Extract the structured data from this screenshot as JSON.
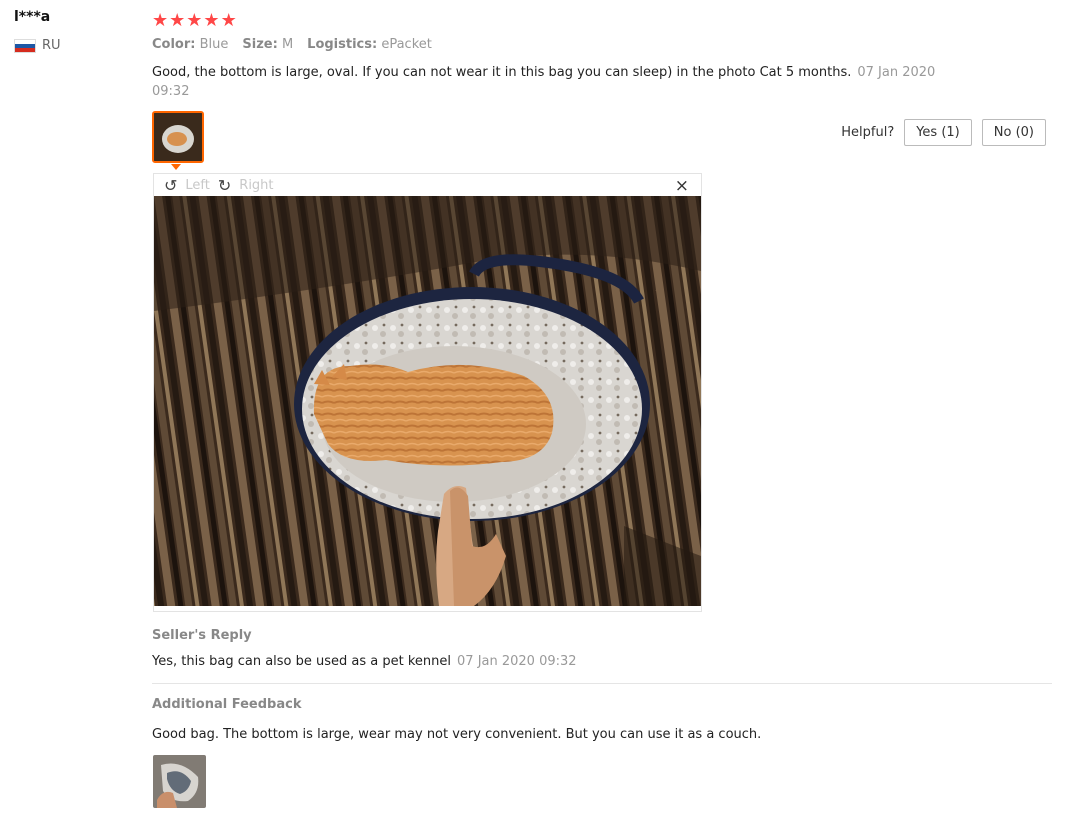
{
  "review": {
    "user": "l***a",
    "country": "RU",
    "rating": 5,
    "star_glyph": "★",
    "attributes": [
      {
        "label": "Color:",
        "value": "Blue"
      },
      {
        "label": "Size:",
        "value": "M"
      },
      {
        "label": "Logistics:",
        "value": "ePacket"
      }
    ],
    "text": "Good, the bottom is large, oval. If you can not wear it in this bag you can sleep) in the photo Cat 5 months.",
    "date": "07 Jan 2020 09:32",
    "helpful_label": "Helpful?",
    "yes_label": "Yes (1)",
    "no_label": "No (0)"
  },
  "viewer": {
    "rotate_left_icon": "↺",
    "rotate_left_label": "Left",
    "rotate_right_icon": "↻",
    "rotate_right_label": "Right",
    "close_icon": "×"
  },
  "seller_reply": {
    "title": "Seller's Reply",
    "text": "Yes, this bag can also be used as a pet kennel",
    "date": "07 Jan 2020 09:32"
  },
  "additional_feedback": {
    "title": "Additional Feedback",
    "text": "Good bag. The bottom is large, wear may not very convenient. But you can use it as a couch."
  },
  "colors": {
    "star": "#ff4747",
    "accent": "#ff6600"
  }
}
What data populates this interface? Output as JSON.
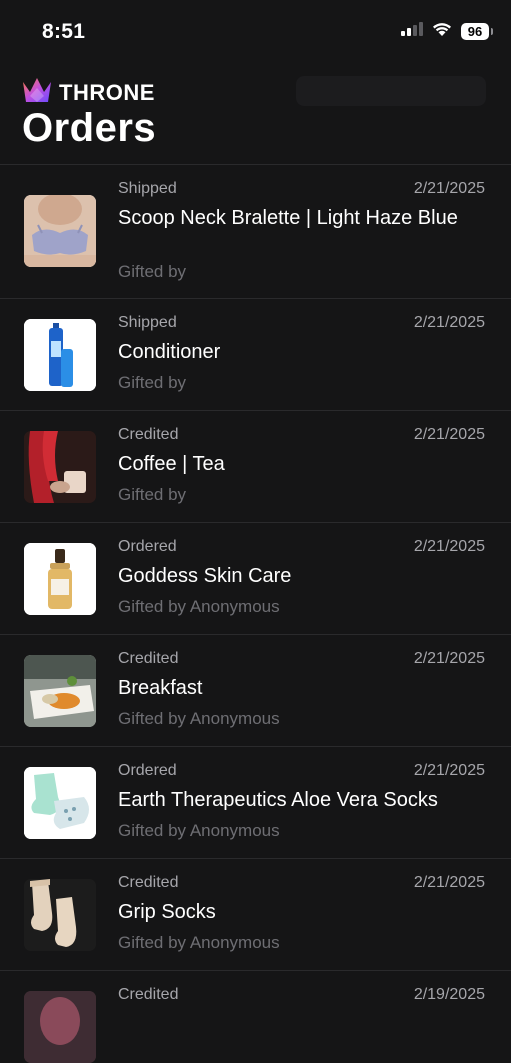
{
  "status_bar": {
    "time": "8:51",
    "battery": "96"
  },
  "header": {
    "brand": "THRONE",
    "title": "Orders"
  },
  "orders": [
    {
      "status": "Shipped",
      "date": "2/21/2025",
      "title": "Scoop Neck Bralette | Light Haze Blue",
      "gifted_by": "Gifted by",
      "gifter": ""
    },
    {
      "status": "Shipped",
      "date": "2/21/2025",
      "title": "Conditioner",
      "gifted_by": "Gifted by",
      "gifter": ""
    },
    {
      "status": "Credited",
      "date": "2/21/2025",
      "title": "Coffee | Tea",
      "gifted_by": "Gifted by",
      "gifter": ""
    },
    {
      "status": "Ordered",
      "date": "2/21/2025",
      "title": "Goddess Skin Care",
      "gifted_by": "Gifted by",
      "gifter": "Anonymous"
    },
    {
      "status": "Credited",
      "date": "2/21/2025",
      "title": "Breakfast",
      "gifted_by": "Gifted by",
      "gifter": "Anonymous"
    },
    {
      "status": "Ordered",
      "date": "2/21/2025",
      "title": "Earth Therapeutics Aloe Vera Socks",
      "gifted_by": "Gifted by",
      "gifter": "Anonymous"
    },
    {
      "status": "Credited",
      "date": "2/21/2025",
      "title": "Grip Socks",
      "gifted_by": "Gifted by",
      "gifter": "Anonymous"
    },
    {
      "status": "Credited",
      "date": "2/19/2025",
      "title": "",
      "gifted_by": "",
      "gifter": ""
    }
  ]
}
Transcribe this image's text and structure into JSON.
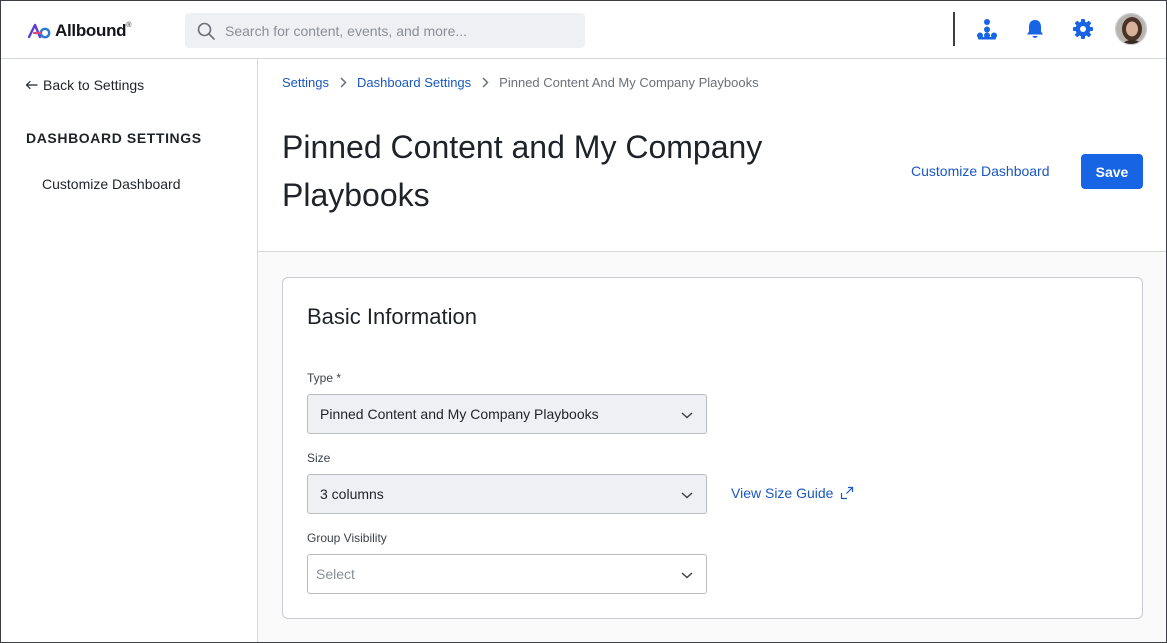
{
  "brand": {
    "name": "Allbound",
    "registered": "®",
    "accent": "#1764e4",
    "link_color": "#1a57c2"
  },
  "search": {
    "placeholder": "Search for content, events, and more..."
  },
  "topbar_icons": [
    "org-chart-icon",
    "bell-icon",
    "gear-icon",
    "avatar"
  ],
  "sidebar": {
    "back_label": "Back to Settings",
    "heading": "DASHBOARD SETTINGS",
    "items": [
      {
        "label": "Customize Dashboard"
      }
    ]
  },
  "breadcrumb": {
    "items": [
      {
        "label": "Settings"
      },
      {
        "label": "Dashboard Settings"
      }
    ],
    "current": "Pinned Content And My Company Playbooks"
  },
  "page": {
    "title": "Pinned Content and My Company Playbooks",
    "customize_link": "Customize Dashboard",
    "save_label": "Save"
  },
  "basic_info": {
    "title": "Basic Information",
    "type": {
      "label": "Type *",
      "value": "Pinned Content and My Company Playbooks"
    },
    "size": {
      "label": "Size",
      "value": "3 columns",
      "guide_link": "View Size Guide"
    },
    "group_visibility": {
      "label": "Group Visibility",
      "placeholder": "Select"
    }
  }
}
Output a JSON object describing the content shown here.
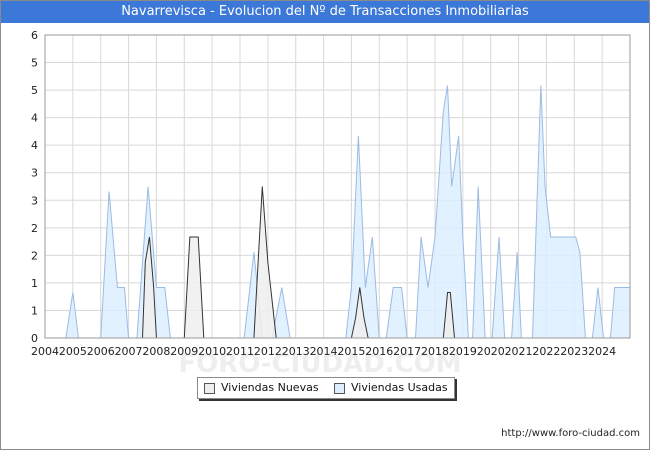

++++++

* [The problem]: All of the entries above should be duplicated exactly, except for the pictures.

* [The solution]:
Extract the structured data from this screenshot as JSON.
{
  "review": {
    "user": "l***a",
    "country": "RU",
    "rating": 5,
    "star_glyph": "★",
    "attributes": [
      {
        "label": "Color:",
        "value": "Blue"
      },
      {
        "label": "Size:",
        "value": "M"
      },
      {
        "label": "Logistics:",
        "value": "ePacket"
      }
    ],
    "text": "Good, the bottom is large, oval. If you can not wear it in this bag you can sleep) in the photo Cat 5 months.",
    "date": "07 Jan 2020 09:32",
    "helpful_label": "Helpful?",
    "yes_label": "Yes (1)",
    "no_label": "No (0)"
  },
  "viewer": {
    "rotate_left_icon": "↺",
    "rotate_left_label": "Left",
    "rotate_right_icon": "↻",
    "rotate_right_label": "Right",
    "close_icon": "×"
  },
  "seller_reply": {
    "title": "Seller's Reply",
    "text": "Yes, this bag can also be used as a pet kennel",
    "date": "07 Jan 2020 09:32"
  },
  "additional_feedback": {
    "title": "Additional Feedback",
    "text": "Good bag. The bottom is large, wear may not very convenient. But you can use it as a couch."
  },
  "colors": {
    "star": "#ff4747",
    "accent": "#ff6600"
  }
}
What data populates this interface? Output as JSON.
{
  "status_bar": {
    "time": "8:51",
    "battery": "96"
  },
  "header": {
    "brand": "THRONE",
    "title": "Orders"
  },
  "orders": [
    {
      "status": "Shipped",
      "date": "2/21/2025",
      "title": "Scoop Neck Bralette | Light Haze Blue",
      "gifted_by": "Gifted by",
      "gifter": ""
    },
    {
      "status": "Shipped",
      "date": "2/21/2025",
      "title": "Conditioner",
      "gifted_by": "Gifted by",
      "gifter": ""
    },
    {
      "status": "Credited",
      "date": "2/21/2025",
      "title": "Coffee | Tea",
      "gifted_by": "Gifted by",
      "gifter": ""
    },
    {
      "status": "Ordered",
      "date": "2/21/2025",
      "title": "Goddess Skin Care",
      "gifted_by": "Gifted by",
      "gifter": "Anonymous"
    },
    {
      "status": "Credited",
      "date": "2/21/2025",
      "title": "Breakfast",
      "gifted_by": "Gifted by",
      "gifter": "Anonymous"
    },
    {
      "status": "Ordered",
      "date": "2/21/2025",
      "title": "Earth Therapeutics Aloe Vera Socks",
      "gifted_by": "Gifted by",
      "gifter": "Anonymous"
    },
    {
      "status": "Credited",
      "date": "2/21/2025",
      "title": "Grip Socks",
      "gifted_by": "Gifted by",
      "gifter": "Anonymous"
    },
    {
      "status": "Credited",
      "date": "2/19/2025",
      "title": "",
      "gifted_by": "",
      "gifter": ""
    }
  ]
}
Transcribe this image's text and structure into JSON.
{
  "brand": {
    "name": "Allbound",
    "registered": "®",
    "accent": "#1764e4",
    "link_color": "#1a57c2"
  },
  "search": {
    "placeholder": "Search for content, events, and more..."
  },
  "topbar_icons": [
    "org-chart-icon",
    "bell-icon",
    "gear-icon",
    "avatar"
  ],
  "sidebar": {
    "back_label": "Back to Settings",
    "heading": "DASHBOARD SETTINGS",
    "items": [
      {
        "label": "Customize Dashboard"
      }
    ]
  },
  "breadcrumb": {
    "items": [
      {
        "label": "Settings"
      },
      {
        "label": "Dashboard Settings"
      }
    ],
    "current": "Pinned Content And My Company Playbooks"
  },
  "page": {
    "title": "Pinned Content and My Company Playbooks",
    "customize_link": "Customize Dashboard",
    "save_label": "Save"
  },
  "basic_info": {
    "title": "Basic Information",
    "type": {
      "label": "Type *",
      "value": "Pinned Content and My Company Playbooks"
    },
    "size": {
      "label": "Size",
      "value": "3 columns",
      "guide_link": "View Size Guide"
    },
    "group_visibility": {
      "label": "Group Visibility",
      "placeholder": "Select"
    }
  }
}
Output a JSON object describing the content shown here.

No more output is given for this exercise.